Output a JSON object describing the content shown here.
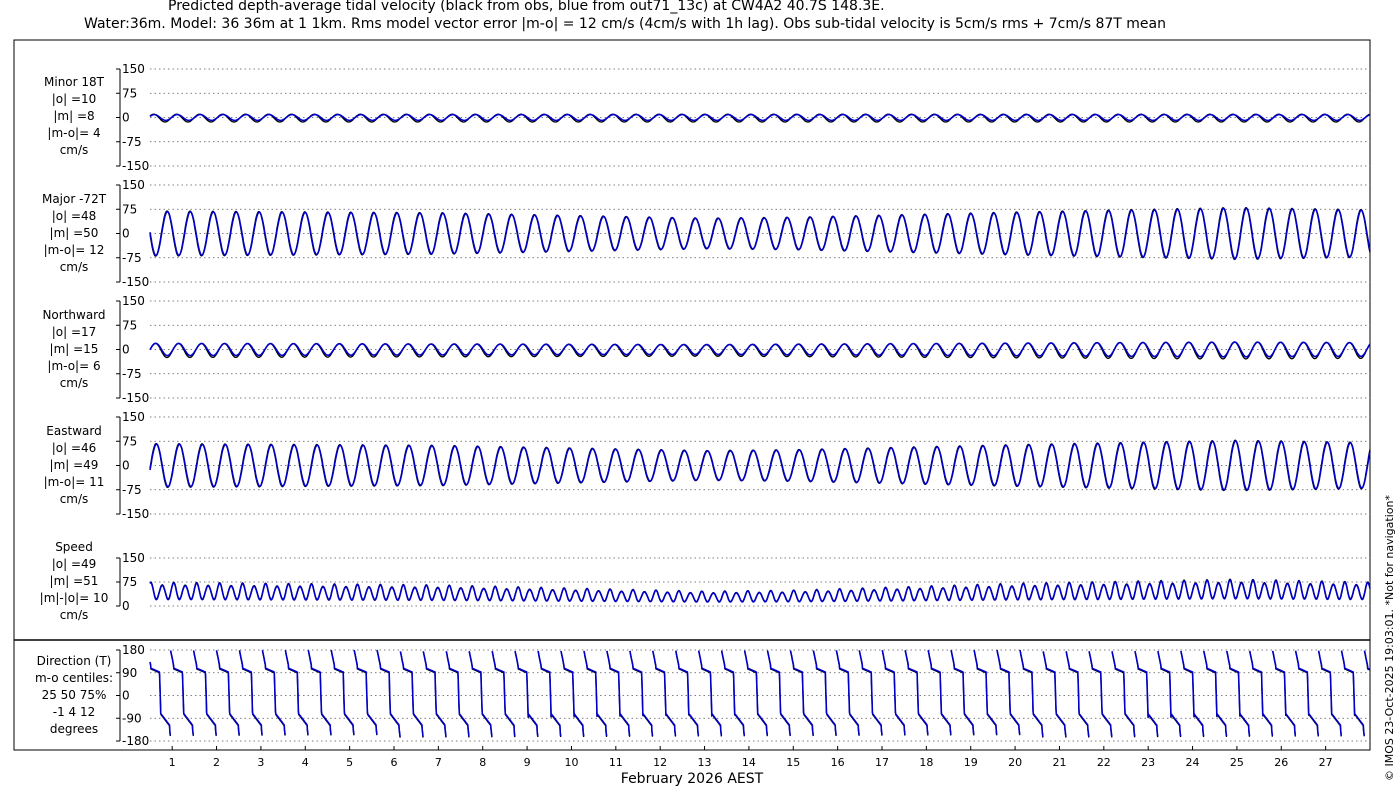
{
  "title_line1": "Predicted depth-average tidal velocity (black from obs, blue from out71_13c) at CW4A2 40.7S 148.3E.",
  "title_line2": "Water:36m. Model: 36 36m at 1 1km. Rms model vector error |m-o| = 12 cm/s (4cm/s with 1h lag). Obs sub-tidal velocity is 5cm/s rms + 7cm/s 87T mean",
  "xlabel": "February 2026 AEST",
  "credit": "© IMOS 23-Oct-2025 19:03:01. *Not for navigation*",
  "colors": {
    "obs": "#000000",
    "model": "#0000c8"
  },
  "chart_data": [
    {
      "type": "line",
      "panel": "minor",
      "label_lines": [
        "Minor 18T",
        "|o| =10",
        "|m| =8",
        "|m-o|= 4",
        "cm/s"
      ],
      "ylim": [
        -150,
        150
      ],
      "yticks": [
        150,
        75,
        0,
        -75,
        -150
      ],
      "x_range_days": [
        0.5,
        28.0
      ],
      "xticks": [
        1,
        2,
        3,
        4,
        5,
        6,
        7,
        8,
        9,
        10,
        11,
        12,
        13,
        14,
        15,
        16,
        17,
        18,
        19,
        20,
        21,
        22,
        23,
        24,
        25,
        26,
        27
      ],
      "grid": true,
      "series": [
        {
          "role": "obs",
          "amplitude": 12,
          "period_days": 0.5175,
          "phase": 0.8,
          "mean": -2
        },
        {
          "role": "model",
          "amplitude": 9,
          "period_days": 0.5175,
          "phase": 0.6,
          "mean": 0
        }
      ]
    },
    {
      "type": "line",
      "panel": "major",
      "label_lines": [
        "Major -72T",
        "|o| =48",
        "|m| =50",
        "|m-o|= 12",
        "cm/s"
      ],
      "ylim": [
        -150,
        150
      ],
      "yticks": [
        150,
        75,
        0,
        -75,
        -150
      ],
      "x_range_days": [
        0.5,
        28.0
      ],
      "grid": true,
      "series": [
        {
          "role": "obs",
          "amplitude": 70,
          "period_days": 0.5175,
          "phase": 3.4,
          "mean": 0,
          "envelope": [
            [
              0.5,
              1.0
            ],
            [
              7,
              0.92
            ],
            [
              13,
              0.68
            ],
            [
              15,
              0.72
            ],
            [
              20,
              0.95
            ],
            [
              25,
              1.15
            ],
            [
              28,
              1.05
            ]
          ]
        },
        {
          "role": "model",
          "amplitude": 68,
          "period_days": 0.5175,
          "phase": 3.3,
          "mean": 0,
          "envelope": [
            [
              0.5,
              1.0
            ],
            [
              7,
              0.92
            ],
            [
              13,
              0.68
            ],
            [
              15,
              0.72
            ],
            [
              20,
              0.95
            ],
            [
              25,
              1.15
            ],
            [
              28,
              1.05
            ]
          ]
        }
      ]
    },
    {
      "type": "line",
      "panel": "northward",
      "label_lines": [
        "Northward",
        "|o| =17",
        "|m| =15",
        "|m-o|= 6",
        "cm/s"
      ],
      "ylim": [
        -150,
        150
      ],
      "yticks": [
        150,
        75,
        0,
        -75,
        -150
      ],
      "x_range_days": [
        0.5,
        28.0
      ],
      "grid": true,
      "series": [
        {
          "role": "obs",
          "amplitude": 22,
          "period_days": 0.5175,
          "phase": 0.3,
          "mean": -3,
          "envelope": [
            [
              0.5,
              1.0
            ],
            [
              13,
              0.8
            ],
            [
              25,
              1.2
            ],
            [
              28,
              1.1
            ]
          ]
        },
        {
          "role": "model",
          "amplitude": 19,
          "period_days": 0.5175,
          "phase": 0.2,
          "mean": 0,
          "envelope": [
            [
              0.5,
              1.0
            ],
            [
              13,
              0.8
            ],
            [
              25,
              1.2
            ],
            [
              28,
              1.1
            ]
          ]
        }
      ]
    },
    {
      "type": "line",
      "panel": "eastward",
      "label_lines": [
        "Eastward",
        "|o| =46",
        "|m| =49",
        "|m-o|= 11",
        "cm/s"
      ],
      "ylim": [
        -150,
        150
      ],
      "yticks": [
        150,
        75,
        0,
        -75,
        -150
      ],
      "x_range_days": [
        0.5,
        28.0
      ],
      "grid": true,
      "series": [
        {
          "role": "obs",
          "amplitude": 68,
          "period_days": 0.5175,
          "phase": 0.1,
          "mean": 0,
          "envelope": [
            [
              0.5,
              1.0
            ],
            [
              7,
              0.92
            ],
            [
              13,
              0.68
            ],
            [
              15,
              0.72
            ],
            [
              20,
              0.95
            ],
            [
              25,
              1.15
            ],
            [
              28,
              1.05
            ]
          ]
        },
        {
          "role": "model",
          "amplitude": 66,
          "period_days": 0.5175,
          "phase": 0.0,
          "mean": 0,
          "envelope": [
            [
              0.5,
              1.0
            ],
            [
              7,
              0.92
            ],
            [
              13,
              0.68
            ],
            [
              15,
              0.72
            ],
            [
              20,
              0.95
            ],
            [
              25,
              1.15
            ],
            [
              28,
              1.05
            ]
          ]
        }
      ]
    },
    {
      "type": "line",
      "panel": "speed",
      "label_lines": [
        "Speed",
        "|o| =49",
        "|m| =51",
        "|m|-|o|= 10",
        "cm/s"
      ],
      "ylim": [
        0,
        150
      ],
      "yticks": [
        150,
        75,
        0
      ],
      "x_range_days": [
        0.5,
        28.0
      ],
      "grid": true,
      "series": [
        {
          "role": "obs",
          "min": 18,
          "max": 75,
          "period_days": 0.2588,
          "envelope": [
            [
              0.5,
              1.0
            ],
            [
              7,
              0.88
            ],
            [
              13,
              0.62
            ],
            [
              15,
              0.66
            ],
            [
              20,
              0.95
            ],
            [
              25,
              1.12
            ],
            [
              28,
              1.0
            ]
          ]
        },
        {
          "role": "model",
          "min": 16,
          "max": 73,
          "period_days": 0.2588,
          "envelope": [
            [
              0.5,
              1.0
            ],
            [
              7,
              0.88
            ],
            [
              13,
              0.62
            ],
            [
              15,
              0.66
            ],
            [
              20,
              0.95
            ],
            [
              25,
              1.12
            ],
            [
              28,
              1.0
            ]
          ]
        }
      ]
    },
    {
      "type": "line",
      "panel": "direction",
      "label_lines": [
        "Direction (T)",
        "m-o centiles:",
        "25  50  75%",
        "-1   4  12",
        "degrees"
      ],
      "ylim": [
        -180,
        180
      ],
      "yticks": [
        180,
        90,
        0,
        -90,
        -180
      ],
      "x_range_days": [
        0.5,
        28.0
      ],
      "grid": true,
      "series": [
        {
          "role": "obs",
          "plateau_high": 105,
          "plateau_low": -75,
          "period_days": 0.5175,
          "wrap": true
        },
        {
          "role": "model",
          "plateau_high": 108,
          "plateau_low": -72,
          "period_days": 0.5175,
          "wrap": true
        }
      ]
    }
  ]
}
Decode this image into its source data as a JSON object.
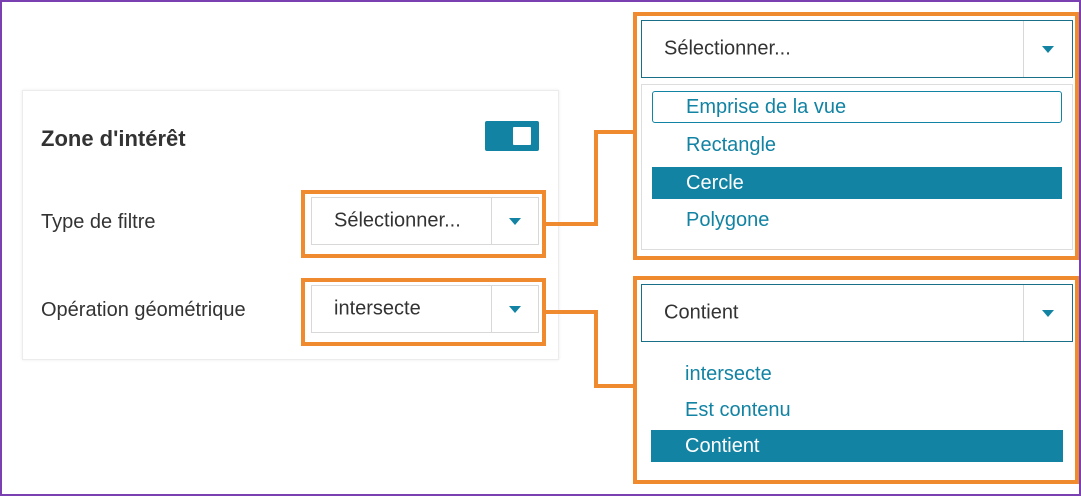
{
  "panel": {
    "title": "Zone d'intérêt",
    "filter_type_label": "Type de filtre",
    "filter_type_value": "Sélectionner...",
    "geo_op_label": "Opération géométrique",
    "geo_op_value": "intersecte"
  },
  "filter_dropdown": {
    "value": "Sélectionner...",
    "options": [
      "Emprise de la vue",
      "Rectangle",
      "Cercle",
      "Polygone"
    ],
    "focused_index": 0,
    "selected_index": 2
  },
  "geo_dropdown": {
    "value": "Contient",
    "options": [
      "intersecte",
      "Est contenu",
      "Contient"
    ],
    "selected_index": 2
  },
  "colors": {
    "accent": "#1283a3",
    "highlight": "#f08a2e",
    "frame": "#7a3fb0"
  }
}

= Written task =
Each line in the data that holds the string "amplitude" should be found and copied.

= Task result =
          "amplitude": 12,
          "amplitude": 9,
          "amplitude": 70,
          "amplitude": 68,
          "amplitude": 22,
          "amplitude": 19,
          "amplitude": 68,
          "amplitude": 66,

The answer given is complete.